**PROMPT**: Repeat every line of the material, character for character.

**ENTRIES SHOWN**:

◇ ◇ ◇ ◇ ◇ ◇ ◇

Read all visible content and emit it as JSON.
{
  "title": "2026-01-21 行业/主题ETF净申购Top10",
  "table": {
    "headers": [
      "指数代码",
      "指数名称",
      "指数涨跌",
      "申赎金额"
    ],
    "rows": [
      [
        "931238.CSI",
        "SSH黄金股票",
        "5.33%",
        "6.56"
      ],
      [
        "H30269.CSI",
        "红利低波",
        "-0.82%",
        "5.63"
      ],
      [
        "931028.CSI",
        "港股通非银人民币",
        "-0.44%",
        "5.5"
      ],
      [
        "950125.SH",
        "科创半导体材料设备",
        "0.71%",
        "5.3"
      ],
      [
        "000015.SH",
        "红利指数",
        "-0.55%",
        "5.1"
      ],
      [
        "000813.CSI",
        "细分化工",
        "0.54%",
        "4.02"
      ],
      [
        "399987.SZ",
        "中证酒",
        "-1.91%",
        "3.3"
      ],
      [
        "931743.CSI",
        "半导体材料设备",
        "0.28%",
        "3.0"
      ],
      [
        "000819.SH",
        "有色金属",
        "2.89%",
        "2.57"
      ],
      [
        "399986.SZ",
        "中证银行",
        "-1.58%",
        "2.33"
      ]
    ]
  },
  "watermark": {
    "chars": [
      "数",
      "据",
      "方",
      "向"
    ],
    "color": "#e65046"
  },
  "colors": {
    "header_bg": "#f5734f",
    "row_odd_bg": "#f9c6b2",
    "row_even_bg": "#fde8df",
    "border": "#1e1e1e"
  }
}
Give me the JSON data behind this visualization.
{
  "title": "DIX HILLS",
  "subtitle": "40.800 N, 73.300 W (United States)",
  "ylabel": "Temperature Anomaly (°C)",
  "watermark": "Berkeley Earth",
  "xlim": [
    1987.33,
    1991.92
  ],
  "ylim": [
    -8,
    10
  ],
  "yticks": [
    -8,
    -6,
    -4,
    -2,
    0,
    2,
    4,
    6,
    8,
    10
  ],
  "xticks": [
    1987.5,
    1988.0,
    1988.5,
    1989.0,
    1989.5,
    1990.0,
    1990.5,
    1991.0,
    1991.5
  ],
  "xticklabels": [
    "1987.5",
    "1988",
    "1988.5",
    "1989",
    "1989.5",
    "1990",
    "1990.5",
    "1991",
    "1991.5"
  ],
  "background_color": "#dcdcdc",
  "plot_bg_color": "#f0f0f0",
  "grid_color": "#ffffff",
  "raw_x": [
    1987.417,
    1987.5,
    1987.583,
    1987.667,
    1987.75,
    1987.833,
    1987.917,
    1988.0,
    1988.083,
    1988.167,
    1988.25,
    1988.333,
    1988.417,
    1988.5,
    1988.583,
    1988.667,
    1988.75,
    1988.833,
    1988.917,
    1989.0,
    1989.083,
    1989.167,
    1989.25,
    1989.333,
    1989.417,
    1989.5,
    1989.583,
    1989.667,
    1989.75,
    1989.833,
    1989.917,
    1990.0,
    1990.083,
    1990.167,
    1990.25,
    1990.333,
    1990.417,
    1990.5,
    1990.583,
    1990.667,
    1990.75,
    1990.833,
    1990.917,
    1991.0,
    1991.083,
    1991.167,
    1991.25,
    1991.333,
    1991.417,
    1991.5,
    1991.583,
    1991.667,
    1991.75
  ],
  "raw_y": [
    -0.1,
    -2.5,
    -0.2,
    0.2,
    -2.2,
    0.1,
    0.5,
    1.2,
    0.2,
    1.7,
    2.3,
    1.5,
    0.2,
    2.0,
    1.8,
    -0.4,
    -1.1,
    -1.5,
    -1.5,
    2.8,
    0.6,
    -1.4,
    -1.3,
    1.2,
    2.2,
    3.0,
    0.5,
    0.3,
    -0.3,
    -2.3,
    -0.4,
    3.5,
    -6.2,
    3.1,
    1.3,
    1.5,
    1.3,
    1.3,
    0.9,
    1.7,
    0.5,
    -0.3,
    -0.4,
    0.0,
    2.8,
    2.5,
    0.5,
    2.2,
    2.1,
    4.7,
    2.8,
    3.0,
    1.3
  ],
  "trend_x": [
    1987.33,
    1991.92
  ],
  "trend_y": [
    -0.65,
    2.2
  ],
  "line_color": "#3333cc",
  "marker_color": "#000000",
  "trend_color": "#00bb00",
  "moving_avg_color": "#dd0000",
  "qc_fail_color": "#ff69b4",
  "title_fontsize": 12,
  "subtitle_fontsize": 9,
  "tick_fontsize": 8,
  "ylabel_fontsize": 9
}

◇ ◇ ◇ ◇ ◇ ◇ ◇

**TASK RESPONSE**:
Read all visible content and emit it as JSON.
{
  "title": "2026-01-21 行业/主题ETF净申购Top10",
  "table": {
    "headers": [
      "指数代码",
      "指数名称",
      "指数涨跌",
      "申赎金额"
    ],
    "rows": [
      [
        "931238.CSI",
        "SSH黄金股票",
        "5.33%",
        "6.56"
      ],
      [
        "H30269.CSI",
        "红利低波",
        "-0.82%",
        "5.63"
      ],
      [
        "931028.CSI",
        "港股通非银人民币",
        "-0.44%",
        "5.5"
      ],
      [
        "950125.SH",
        "科创半导体材料设备",
        "0.71%",
        "5.3"
      ],
      [
        "000015.SH",
        "红利指数",
        "-0.55%",
        "5.1"
      ],
      [
        "000813.CSI",
        "细分化工",
        "0.54%",
        "4.02"
      ],
      [
        "399987.SZ",
        "中证酒",
        "-1.91%",
        "3.3"
      ],
      [
        "931743.CSI",
        "半导体材料设备",
        "0.28%",
        "3.0"
      ],
      [
        "000819.SH",
        "有色金属",
        "2.89%",
        "2.57"
      ],
      [
        "399986.SZ",
        "中证银行",
        "-1.58%",
        "2.33"
      ]
    ]
  },
  "watermark": {
    "chars": [
      "数",
      "据",
      "方",
      "向"
    ],
    "color": "#e65046"
  },
  "colors": {
    "header_bg": "#f5734f",
    "row_odd_bg": "#f9c6b2",
    "row_even_bg": "#fde8df",
    "border": "#1e1e1e"
  }
}
Give me the JSON data behind this visualization.
{
  "title": "DIX HILLS",
  "subtitle": "40.800 N, 73.300 W (United States)",
  "ylabel": "Temperature Anomaly (°C)",
  "watermark": "Berkeley Earth",
  "xlim": [
    1987.33,
    1991.92
  ],
  "ylim": [
    -8,
    10
  ],
  "yticks": [
    -8,
    -6,
    -4,
    -2,
    0,
    2,
    4,
    6,
    8,
    10
  ],
  "xticks": [
    1987.5,
    1988.0,
    1988.5,
    1989.0,
    1989.5,
    1990.0,
    1990.5,
    1991.0,
    1991.5
  ],
  "xticklabels": [
    "1987.5",
    "1988",
    "1988.5",
    "1989",
    "1989.5",
    "1990",
    "1990.5",
    "1991",
    "1991.5"
  ],
  "background_color": "#dcdcdc",
  "plot_bg_color": "#f0f0f0",
  "grid_color": "#ffffff",
  "raw_x": [
    1987.417,
    1987.5,
    1987.583,
    1987.667,
    1987.75,
    1987.833,
    1987.917,
    1988.0,
    1988.083,
    1988.167,
    1988.25,
    1988.333,
    1988.417,
    1988.5,
    1988.583,
    1988.667,
    1988.75,
    1988.833,
    1988.917,
    1989.0,
    1989.083,
    1989.167,
    1989.25,
    1989.333,
    1989.417,
    1989.5,
    1989.583,
    1989.667,
    1989.75,
    1989.833,
    1989.917,
    1990.0,
    1990.083,
    1990.167,
    1990.25,
    1990.333,
    1990.417,
    1990.5,
    1990.583,
    1990.667,
    1990.75,
    1990.833,
    1990.917,
    1991.0,
    1991.083,
    1991.167,
    1991.25,
    1991.333,
    1991.417,
    1991.5,
    1991.583,
    1991.667,
    1991.75
  ],
  "raw_y": [
    -0.1,
    -2.5,
    -0.2,
    0.2,
    -2.2,
    0.1,
    0.5,
    1.2,
    0.2,
    1.7,
    2.3,
    1.5,
    0.2,
    2.0,
    1.8,
    -0.4,
    -1.1,
    -1.5,
    -1.5,
    2.8,
    0.6,
    -1.4,
    -1.3,
    1.2,
    2.2,
    3.0,
    0.5,
    0.3,
    -0.3,
    -2.3,
    -0.4,
    3.5,
    -6.2,
    3.1,
    1.3,
    1.5,
    1.3,
    1.3,
    0.9,
    1.7,
    0.5,
    -0.3,
    -0.4,
    0.0,
    2.8,
    2.5,
    0.5,
    2.2,
    2.1,
    4.7,
    2.8,
    3.0,
    1.3
  ],
  "trend_x": [
    1987.33,
    1991.92
  ],
  "trend_y": [
    -0.65,
    2.2
  ],
  "line_color": "#3333cc",
  "marker_color": "#000000",
  "trend_color": "#00bb00",
  "moving_avg_color": "#dd0000",
  "qc_fail_color": "#ff69b4",
  "title_fontsize": 12,
  "subtitle_fontsize": 9,
  "tick_fontsize": 8,
  "ylabel_fontsize": 9
}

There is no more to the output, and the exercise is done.